Description of the task: Look through the data below. Collect every line where the word "Apply" occurs.

::::::::::

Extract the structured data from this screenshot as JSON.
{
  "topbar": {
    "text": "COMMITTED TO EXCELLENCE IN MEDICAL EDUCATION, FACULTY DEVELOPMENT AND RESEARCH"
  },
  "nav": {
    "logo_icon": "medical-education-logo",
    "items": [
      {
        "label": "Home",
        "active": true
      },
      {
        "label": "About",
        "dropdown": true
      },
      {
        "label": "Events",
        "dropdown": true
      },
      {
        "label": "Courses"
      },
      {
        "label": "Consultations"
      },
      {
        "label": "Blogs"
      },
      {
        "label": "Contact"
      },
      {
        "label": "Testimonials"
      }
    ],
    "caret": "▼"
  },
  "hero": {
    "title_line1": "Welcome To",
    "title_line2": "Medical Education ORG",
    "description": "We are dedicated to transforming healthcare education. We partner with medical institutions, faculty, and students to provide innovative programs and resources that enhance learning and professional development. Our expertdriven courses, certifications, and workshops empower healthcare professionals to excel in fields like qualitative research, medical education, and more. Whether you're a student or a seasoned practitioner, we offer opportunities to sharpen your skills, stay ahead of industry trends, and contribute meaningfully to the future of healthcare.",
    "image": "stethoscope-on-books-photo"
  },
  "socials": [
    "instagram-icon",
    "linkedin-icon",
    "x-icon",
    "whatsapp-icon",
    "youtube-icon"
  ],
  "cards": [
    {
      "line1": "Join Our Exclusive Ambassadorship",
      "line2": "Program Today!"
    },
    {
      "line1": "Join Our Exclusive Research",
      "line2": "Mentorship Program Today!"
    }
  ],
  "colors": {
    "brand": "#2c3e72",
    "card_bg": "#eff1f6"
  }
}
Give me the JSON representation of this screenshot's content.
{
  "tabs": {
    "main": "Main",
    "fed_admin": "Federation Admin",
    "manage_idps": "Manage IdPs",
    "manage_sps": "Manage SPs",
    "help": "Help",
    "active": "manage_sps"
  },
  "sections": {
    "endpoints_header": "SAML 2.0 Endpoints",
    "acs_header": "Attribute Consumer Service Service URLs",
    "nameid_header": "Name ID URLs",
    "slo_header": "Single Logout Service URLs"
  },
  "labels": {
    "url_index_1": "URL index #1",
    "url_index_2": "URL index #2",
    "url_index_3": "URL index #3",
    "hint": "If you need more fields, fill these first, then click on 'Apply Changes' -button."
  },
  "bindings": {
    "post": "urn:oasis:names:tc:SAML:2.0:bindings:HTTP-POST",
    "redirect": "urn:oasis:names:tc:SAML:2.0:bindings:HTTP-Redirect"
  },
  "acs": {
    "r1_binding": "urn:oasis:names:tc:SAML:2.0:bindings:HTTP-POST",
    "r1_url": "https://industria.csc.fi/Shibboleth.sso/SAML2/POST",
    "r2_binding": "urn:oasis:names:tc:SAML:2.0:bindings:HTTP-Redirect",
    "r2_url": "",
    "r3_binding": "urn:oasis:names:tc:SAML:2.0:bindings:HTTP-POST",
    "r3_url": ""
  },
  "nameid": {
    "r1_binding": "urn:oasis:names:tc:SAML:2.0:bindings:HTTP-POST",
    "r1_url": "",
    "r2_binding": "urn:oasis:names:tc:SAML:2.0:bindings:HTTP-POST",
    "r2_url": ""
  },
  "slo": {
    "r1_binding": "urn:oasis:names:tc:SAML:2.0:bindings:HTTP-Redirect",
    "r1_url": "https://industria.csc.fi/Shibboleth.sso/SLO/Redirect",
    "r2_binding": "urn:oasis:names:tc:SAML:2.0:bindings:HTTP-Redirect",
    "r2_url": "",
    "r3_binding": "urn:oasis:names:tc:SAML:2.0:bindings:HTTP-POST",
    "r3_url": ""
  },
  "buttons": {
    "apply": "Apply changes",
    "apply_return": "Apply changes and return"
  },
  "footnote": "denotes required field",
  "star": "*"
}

::::::::::

Exercise solution:
    "hint": "If you need more fields, fill these first, then click on 'Apply Changes' -button."
    "apply": "Apply changes",
    "apply_return": "Apply changes and return"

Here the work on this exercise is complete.